WHAT TO PRODUCE – The listing below should be printed exactly, every line of it. Skip the pictures.

** BEGIN **

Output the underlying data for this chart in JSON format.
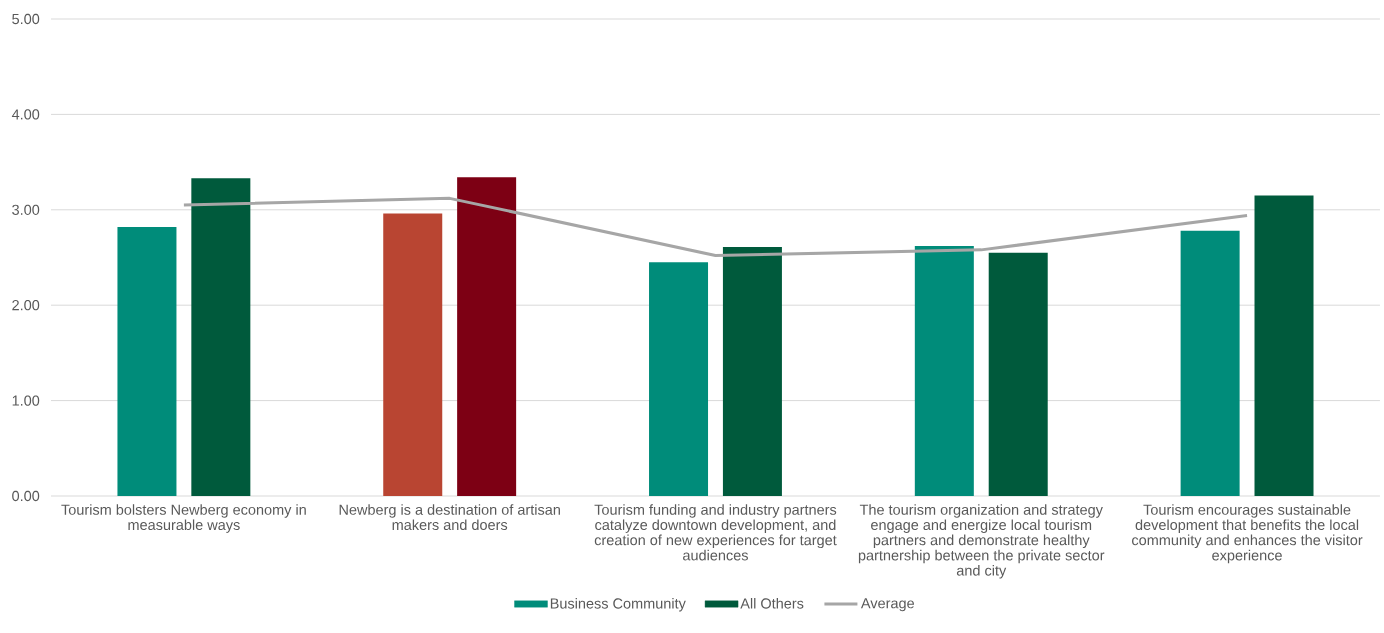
{
  "chart_data": {
    "type": "bar",
    "categories": [
      "Tourism bolsters Newberg economy in measurable ways",
      "Newberg is a destination of artisan makers and doers",
      "Tourism funding and industry partners catalyze downtown development, and creation of new experiences for target audiences",
      "The tourism organization and strategy engage and energize local tourism partners and demonstrate healthy partnership between the private sector and city",
      "Tourism encourages sustainable development that benefits the local community and enhances the visitor experience"
    ],
    "series": [
      {
        "name": "Business Community",
        "color": "#008c7a",
        "colors": [
          "#008c7a",
          "#b94532",
          "#008c7a",
          "#008c7a",
          "#008c7a"
        ],
        "values": [
          2.82,
          2.96,
          2.45,
          2.62,
          2.78
        ]
      },
      {
        "name": "All Others",
        "color": "#005a3c",
        "colors": [
          "#005a3c",
          "#7d0014",
          "#005a3c",
          "#005a3c",
          "#005a3c"
        ],
        "values": [
          3.33,
          3.34,
          2.61,
          2.55,
          3.15
        ]
      },
      {
        "name": "Average",
        "type": "line",
        "color": "#a6a6a6",
        "values": [
          3.05,
          3.12,
          2.52,
          2.58,
          2.94
        ]
      }
    ],
    "ylim": [
      0,
      5
    ],
    "yticks": [
      {
        "value": 0,
        "label": "0.00"
      },
      {
        "value": 1,
        "label": "1.00"
      },
      {
        "value": 2,
        "label": "2.00"
      },
      {
        "value": 3,
        "label": "3.00"
      },
      {
        "value": 4,
        "label": "4.00"
      },
      {
        "value": 5,
        "label": "5.00"
      }
    ],
    "grid": "y",
    "legend": "bottom"
  }
}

** END **

WRITTEN REPLY –
Output the underlying data for this chart in JSON format.
{
  "chart_data": {
    "type": "bar",
    "categories": [
      "Tourism bolsters Newberg economy in measurable ways",
      "Newberg is a destination of artisan makers and doers",
      "Tourism funding and industry partners catalyze downtown development, and creation of new experiences for target audiences",
      "The tourism organization and strategy engage and energize local tourism partners and demonstrate healthy partnership between the private sector and city",
      "Tourism encourages sustainable development that benefits the local community and enhances the visitor experience"
    ],
    "series": [
      {
        "name": "Business Community",
        "color": "#008c7a",
        "colors": [
          "#008c7a",
          "#b94532",
          "#008c7a",
          "#008c7a",
          "#008c7a"
        ],
        "values": [
          2.82,
          2.96,
          2.45,
          2.62,
          2.78
        ]
      },
      {
        "name": "All Others",
        "color": "#005a3c",
        "colors": [
          "#005a3c",
          "#7d0014",
          "#005a3c",
          "#005a3c",
          "#005a3c"
        ],
        "values": [
          3.33,
          3.34,
          2.61,
          2.55,
          3.15
        ]
      },
      {
        "name": "Average",
        "type": "line",
        "color": "#a6a6a6",
        "values": [
          3.05,
          3.12,
          2.52,
          2.58,
          2.94
        ]
      }
    ],
    "ylim": [
      0,
      5
    ],
    "yticks": [
      {
        "value": 0,
        "label": "0.00"
      },
      {
        "value": 1,
        "label": "1.00"
      },
      {
        "value": 2,
        "label": "2.00"
      },
      {
        "value": 3,
        "label": "3.00"
      },
      {
        "value": 4,
        "label": "4.00"
      },
      {
        "value": 5,
        "label": "5.00"
      }
    ],
    "grid": "y",
    "legend": "bottom"
  }
}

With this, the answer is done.